As the Penn Board of Trustees approved hundreds of millions in construction costs at a meeting this past November, sober–faced students silently stood in the back holding posters reading, “YOU ARE FUNDING CLIMATE CHANGE.”
This was not the first time students expressed disdain for Penn’s investment in fossil fuels. Less than a month earlier, the Board rejected Fossil Free Penn’s second divestment proposal in three years.
One of these students at the Trustees meeting was Jacob Hershman (C’20), a campaign coordinator for Fossil Free Penn who spent months helping to write and edit FFP’s proposal. Since its rejection, FFP has been broadening its scope and working to educate non–activists. Even though its members are active and still protest at Board meetings, “we are very, very, very tired of inaction,” he says, sighing heavily.
It is hard to go a day without seeing headlines about climate change and its catastrophic consequences. From the Arctic's ice vanishing to Central Americans fleeing their homes to find a better life in the United States due to the instability of farming, climate change affects everyone and every part of society. It has only worsened over time, and is on course to continue.
⁂
■ **LIST OF TASKS**
1: From the passage on Fossil Free Penn, reproduce the words from "This was not" to "in three years." verbatim.
2: In the passage on Fossil Free Penn, what position did Jacob Hershman hold in the group?
3: Shorten the paragraph of the passage on Fossil Free Penn that begins "One of these students at the Trustees meeting", keeping its main facts.
⁂
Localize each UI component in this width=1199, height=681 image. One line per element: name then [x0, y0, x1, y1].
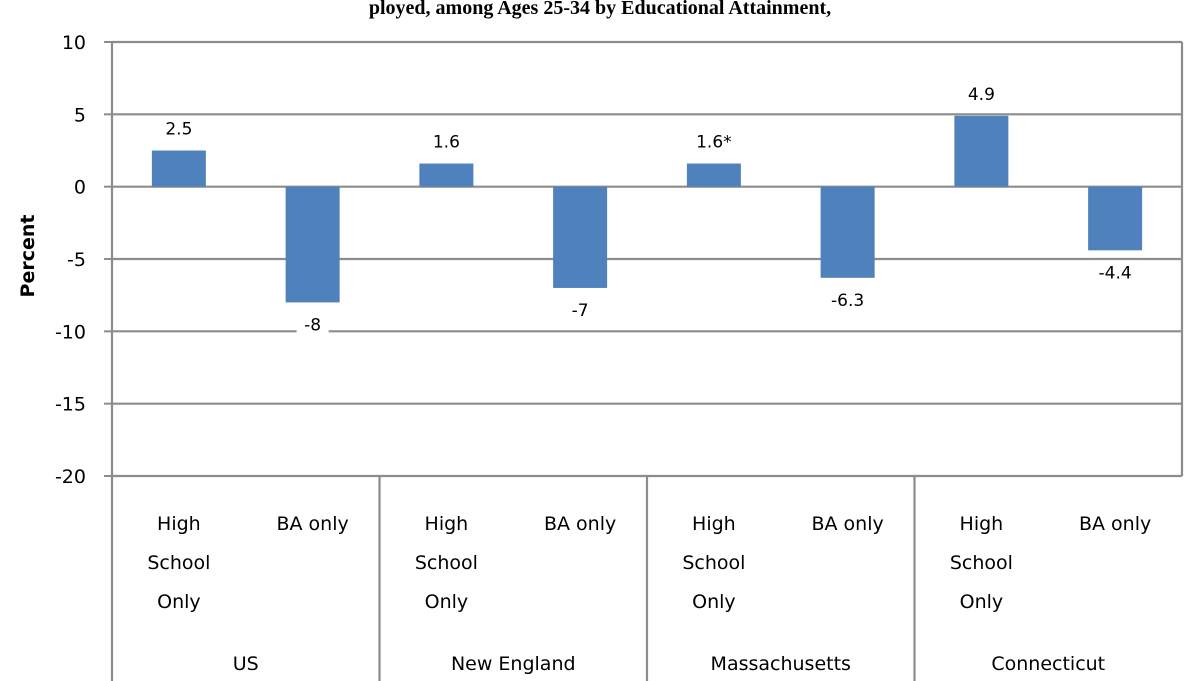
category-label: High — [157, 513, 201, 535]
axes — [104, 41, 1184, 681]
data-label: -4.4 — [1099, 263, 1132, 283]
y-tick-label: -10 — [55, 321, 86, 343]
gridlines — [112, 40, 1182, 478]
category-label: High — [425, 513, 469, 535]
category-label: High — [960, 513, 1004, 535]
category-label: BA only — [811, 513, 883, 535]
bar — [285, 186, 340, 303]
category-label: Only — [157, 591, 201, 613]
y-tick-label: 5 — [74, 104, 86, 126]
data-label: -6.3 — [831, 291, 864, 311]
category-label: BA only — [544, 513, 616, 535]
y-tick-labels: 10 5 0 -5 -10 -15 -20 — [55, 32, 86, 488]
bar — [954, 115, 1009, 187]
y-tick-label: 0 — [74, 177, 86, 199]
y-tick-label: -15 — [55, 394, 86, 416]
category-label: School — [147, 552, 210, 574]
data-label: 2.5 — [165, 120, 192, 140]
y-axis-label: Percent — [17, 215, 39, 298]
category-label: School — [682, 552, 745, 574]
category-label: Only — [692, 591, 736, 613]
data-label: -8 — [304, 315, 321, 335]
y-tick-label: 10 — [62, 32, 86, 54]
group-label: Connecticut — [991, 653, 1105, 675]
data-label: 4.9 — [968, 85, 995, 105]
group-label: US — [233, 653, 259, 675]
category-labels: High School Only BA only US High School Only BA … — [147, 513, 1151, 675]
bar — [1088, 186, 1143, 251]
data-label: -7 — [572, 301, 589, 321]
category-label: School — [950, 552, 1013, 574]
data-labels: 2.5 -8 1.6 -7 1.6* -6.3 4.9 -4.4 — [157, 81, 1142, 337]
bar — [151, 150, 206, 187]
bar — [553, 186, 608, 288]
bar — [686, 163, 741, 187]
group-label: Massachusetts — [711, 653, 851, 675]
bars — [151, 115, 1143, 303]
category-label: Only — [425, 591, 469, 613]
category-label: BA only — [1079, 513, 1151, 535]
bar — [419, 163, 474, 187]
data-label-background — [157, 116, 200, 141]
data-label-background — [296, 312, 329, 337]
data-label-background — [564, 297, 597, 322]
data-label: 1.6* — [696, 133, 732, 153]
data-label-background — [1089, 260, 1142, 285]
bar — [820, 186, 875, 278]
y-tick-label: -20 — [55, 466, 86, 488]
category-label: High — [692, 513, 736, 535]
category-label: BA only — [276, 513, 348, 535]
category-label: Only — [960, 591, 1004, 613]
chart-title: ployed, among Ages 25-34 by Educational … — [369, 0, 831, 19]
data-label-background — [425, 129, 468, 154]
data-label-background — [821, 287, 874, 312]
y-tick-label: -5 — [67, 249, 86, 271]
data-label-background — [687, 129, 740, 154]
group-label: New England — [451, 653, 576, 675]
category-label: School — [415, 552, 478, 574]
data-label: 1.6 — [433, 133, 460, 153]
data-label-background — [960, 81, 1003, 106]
⁂
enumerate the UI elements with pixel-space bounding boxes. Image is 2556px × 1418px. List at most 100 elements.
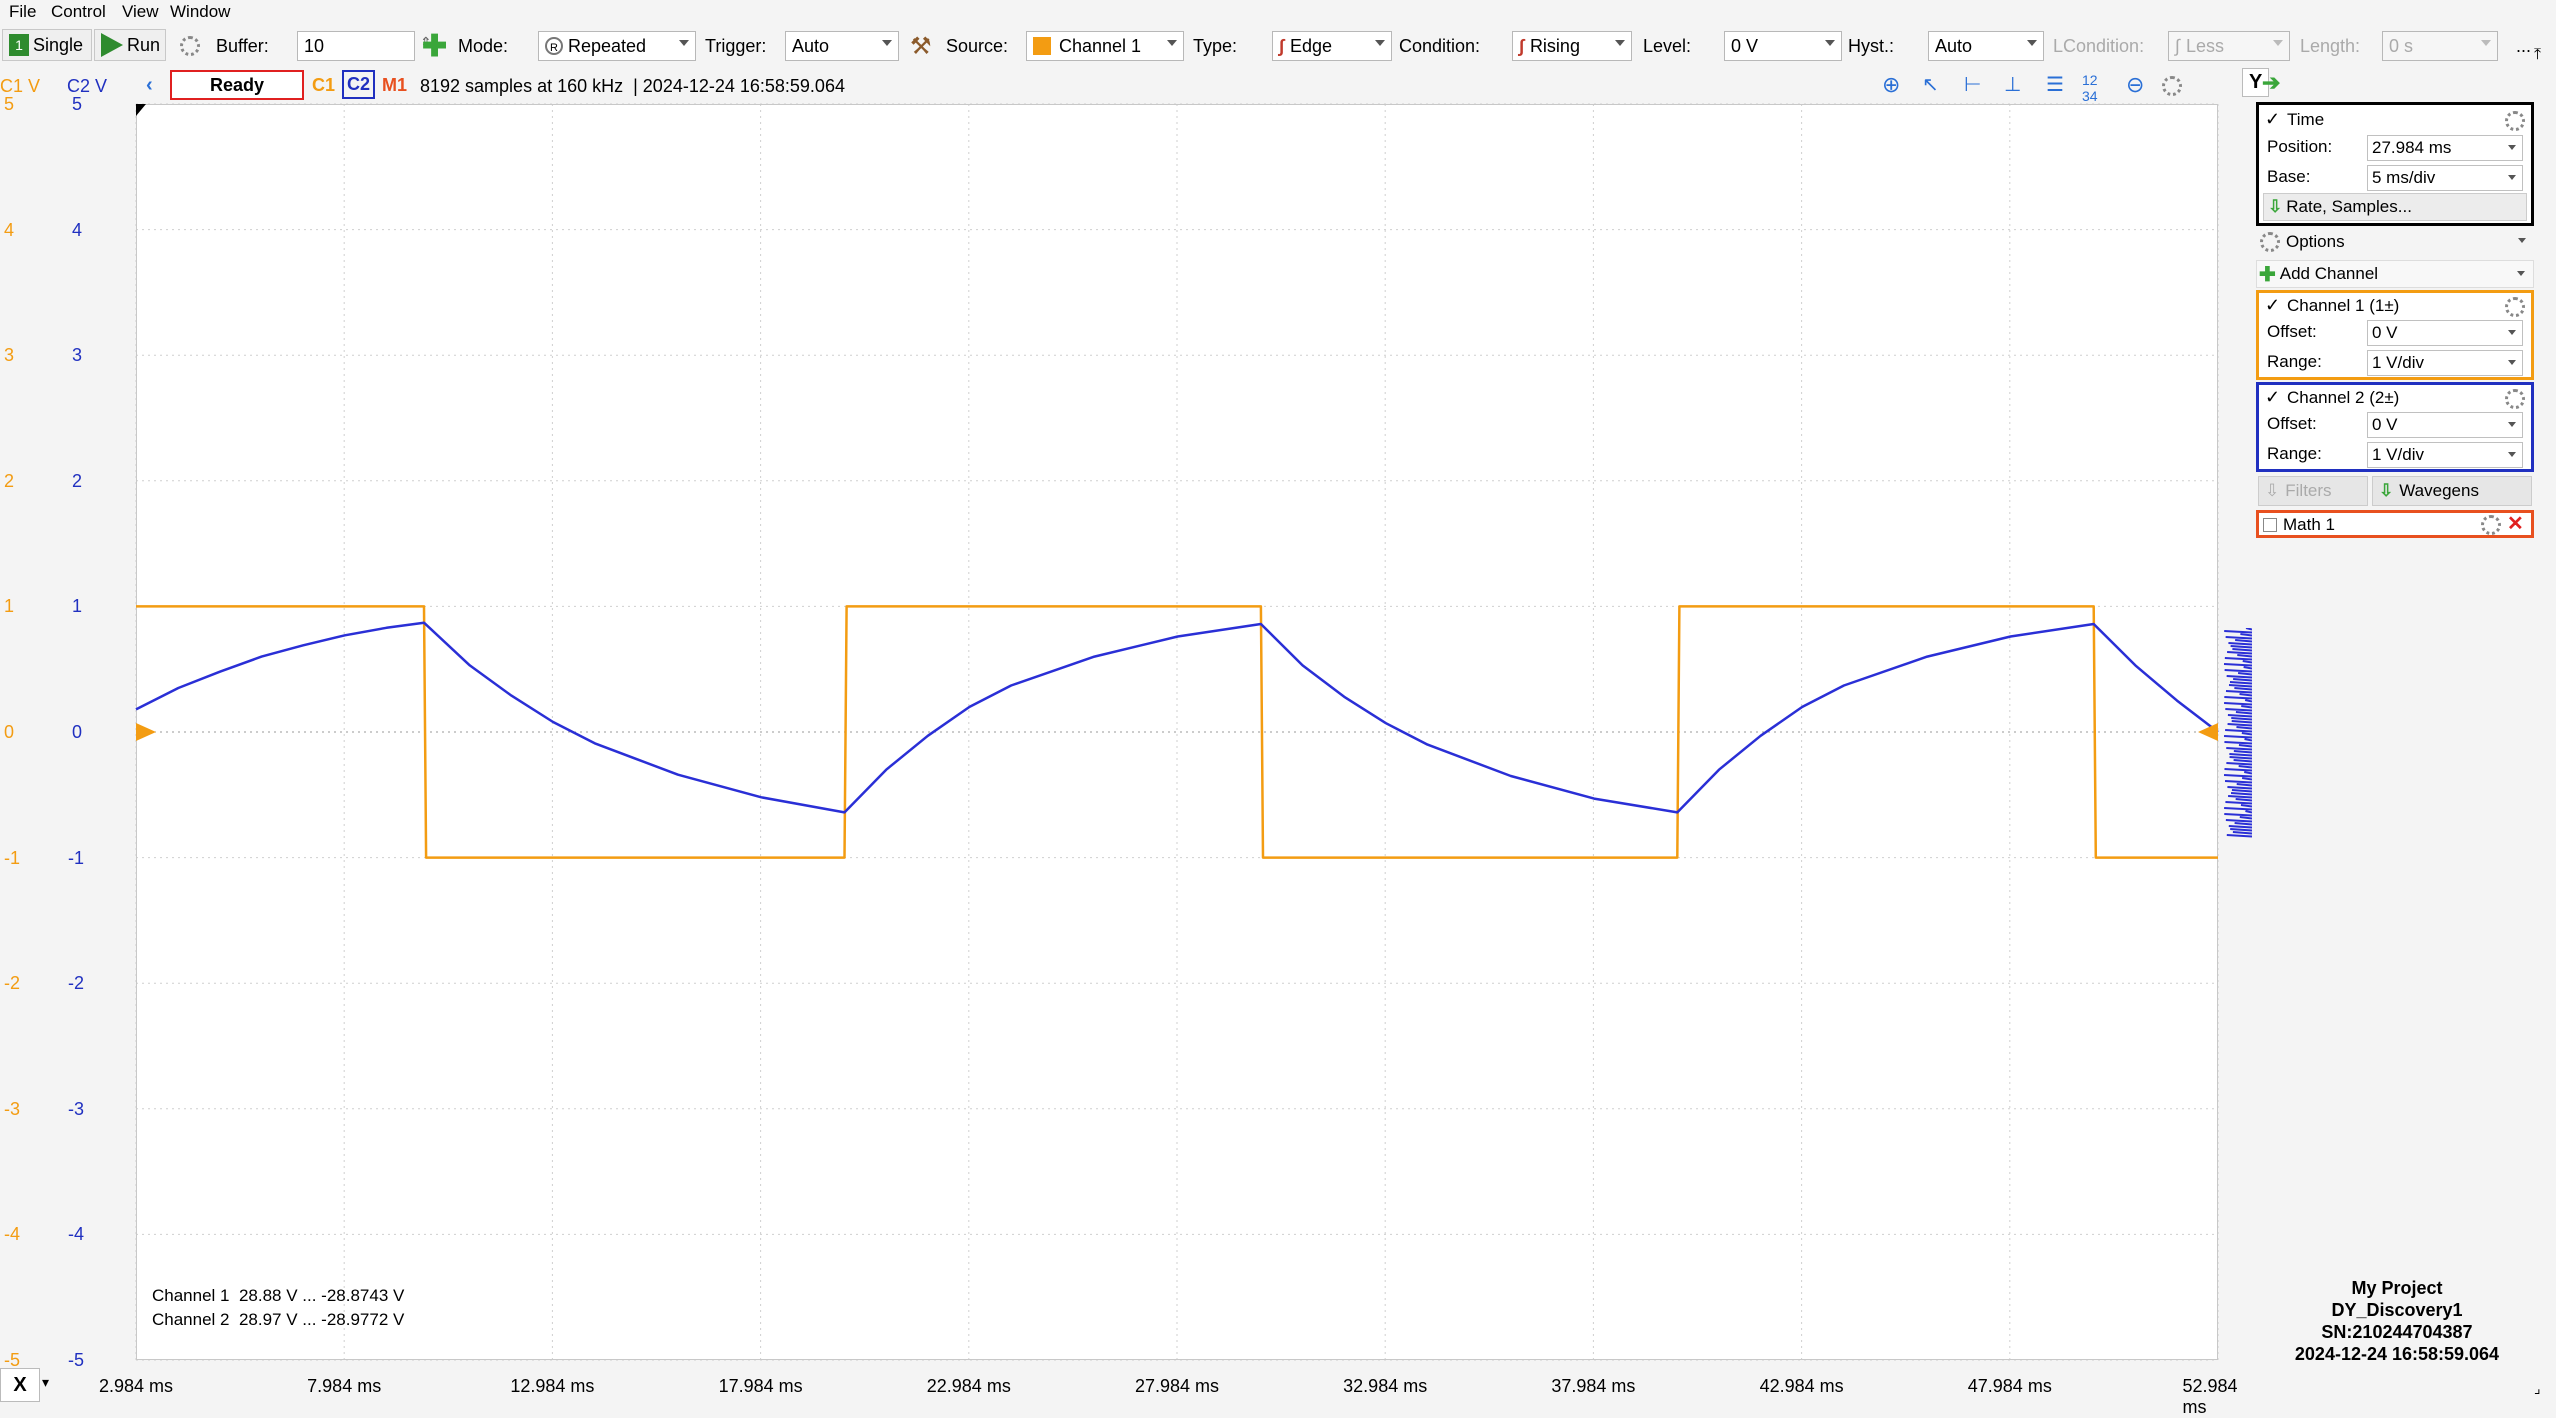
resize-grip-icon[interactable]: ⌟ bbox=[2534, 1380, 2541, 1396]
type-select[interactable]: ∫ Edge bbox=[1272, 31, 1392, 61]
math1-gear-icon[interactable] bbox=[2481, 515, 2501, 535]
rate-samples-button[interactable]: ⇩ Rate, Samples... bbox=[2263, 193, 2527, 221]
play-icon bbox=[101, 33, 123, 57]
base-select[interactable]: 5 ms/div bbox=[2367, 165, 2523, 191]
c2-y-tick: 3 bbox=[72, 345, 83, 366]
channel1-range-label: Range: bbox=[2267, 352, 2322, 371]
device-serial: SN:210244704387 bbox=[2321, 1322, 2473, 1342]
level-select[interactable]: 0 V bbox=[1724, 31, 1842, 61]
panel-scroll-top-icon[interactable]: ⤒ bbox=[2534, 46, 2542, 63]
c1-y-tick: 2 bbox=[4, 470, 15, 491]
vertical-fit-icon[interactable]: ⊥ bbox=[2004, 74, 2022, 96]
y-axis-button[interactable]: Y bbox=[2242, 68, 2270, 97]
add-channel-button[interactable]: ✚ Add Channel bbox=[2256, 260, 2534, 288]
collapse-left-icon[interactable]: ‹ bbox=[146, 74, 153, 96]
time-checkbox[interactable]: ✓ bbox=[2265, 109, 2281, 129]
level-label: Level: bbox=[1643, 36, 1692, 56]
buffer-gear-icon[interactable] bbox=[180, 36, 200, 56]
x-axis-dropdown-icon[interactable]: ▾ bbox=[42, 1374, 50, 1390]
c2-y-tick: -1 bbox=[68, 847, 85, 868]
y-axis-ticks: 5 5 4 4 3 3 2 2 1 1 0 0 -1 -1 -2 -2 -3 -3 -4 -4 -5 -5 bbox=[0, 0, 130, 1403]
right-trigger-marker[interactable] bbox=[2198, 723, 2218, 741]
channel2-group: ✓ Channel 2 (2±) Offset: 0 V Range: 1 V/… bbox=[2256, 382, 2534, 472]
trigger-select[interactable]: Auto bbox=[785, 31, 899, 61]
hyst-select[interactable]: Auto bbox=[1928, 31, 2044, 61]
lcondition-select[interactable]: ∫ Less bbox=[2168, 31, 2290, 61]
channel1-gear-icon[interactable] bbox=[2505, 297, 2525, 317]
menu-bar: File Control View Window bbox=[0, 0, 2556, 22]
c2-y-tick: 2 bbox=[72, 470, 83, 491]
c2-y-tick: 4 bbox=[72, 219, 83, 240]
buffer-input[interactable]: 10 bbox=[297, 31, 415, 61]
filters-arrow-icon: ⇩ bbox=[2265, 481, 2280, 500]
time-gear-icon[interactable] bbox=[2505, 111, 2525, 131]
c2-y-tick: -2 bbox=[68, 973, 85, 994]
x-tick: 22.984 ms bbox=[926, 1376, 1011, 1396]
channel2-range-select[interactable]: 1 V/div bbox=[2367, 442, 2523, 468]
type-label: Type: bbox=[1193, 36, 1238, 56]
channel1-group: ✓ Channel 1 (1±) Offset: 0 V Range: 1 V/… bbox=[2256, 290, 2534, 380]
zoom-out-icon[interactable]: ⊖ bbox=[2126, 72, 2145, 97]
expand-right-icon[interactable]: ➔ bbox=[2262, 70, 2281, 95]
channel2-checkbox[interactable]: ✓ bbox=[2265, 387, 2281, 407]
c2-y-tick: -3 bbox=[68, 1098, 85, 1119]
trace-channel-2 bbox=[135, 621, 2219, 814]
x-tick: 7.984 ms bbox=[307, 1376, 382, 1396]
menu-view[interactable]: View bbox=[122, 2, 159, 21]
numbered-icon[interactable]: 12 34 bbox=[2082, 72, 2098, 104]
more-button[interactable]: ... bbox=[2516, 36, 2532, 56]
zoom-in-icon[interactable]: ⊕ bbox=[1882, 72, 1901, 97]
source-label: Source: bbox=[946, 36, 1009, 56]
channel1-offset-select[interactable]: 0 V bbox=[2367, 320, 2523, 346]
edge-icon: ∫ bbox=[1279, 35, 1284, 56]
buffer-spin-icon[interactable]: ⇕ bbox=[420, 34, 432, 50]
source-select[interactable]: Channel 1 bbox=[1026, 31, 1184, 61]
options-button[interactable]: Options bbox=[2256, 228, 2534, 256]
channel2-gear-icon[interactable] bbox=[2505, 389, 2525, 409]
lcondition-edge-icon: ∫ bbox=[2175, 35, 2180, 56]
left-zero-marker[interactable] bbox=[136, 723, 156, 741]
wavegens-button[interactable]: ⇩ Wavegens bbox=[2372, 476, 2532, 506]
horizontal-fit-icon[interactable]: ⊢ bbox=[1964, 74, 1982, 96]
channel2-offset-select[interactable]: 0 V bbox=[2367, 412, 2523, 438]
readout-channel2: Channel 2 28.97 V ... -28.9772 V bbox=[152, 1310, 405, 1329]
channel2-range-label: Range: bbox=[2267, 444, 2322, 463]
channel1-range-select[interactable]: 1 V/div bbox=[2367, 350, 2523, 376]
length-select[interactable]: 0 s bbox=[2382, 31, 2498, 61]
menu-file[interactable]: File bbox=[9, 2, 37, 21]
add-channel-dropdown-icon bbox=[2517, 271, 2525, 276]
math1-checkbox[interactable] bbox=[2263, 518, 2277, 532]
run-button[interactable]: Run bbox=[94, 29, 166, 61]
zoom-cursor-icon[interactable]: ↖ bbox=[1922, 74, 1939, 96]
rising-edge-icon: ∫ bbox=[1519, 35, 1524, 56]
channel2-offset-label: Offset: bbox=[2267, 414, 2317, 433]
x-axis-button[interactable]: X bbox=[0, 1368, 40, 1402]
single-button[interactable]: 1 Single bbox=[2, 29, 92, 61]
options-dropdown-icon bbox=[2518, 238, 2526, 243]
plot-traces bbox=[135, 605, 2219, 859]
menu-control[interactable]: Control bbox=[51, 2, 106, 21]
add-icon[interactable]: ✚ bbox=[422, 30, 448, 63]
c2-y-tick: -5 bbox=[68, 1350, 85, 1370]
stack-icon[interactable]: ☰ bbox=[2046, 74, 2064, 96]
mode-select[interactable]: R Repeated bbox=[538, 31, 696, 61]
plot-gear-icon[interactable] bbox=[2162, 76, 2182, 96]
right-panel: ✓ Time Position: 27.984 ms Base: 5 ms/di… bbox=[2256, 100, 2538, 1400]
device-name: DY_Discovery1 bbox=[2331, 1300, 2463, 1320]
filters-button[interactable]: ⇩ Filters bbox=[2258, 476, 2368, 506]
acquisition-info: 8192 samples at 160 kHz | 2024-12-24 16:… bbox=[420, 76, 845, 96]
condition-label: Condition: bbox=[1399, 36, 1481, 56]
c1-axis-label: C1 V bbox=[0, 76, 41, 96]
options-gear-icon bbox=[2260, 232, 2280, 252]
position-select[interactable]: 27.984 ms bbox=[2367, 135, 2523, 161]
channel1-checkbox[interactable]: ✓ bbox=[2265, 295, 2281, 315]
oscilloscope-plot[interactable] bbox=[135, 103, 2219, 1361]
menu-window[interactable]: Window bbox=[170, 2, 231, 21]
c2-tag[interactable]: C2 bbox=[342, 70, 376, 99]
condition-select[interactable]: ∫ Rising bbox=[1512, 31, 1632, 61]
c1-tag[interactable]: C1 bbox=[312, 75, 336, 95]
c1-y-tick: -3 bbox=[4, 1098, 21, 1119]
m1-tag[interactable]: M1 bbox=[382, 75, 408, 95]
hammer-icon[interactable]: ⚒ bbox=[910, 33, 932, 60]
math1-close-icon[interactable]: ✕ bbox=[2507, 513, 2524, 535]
⁂
■ **PROBLEM SOLUTIONS**
1:
This was not the first time students expressed disdain for Penn’s investment in fossil fuels. Less than a month earlier, the Board rejected Fossil Free Penn’s second divestment proposal in three years.

2: He was a campaign coordinator for Fossil Free Penn.

3: Jacob Hershman (C'20), a Fossil Free Penn campaign coordinator who spent months helping write and edit its proposal, was among the students at the Trustees meeting. Since the rejection, the group has been broadening its scope and educating non-activists, and its members still protest at Board meetings, but he says they are "very, very, very tired of inaction."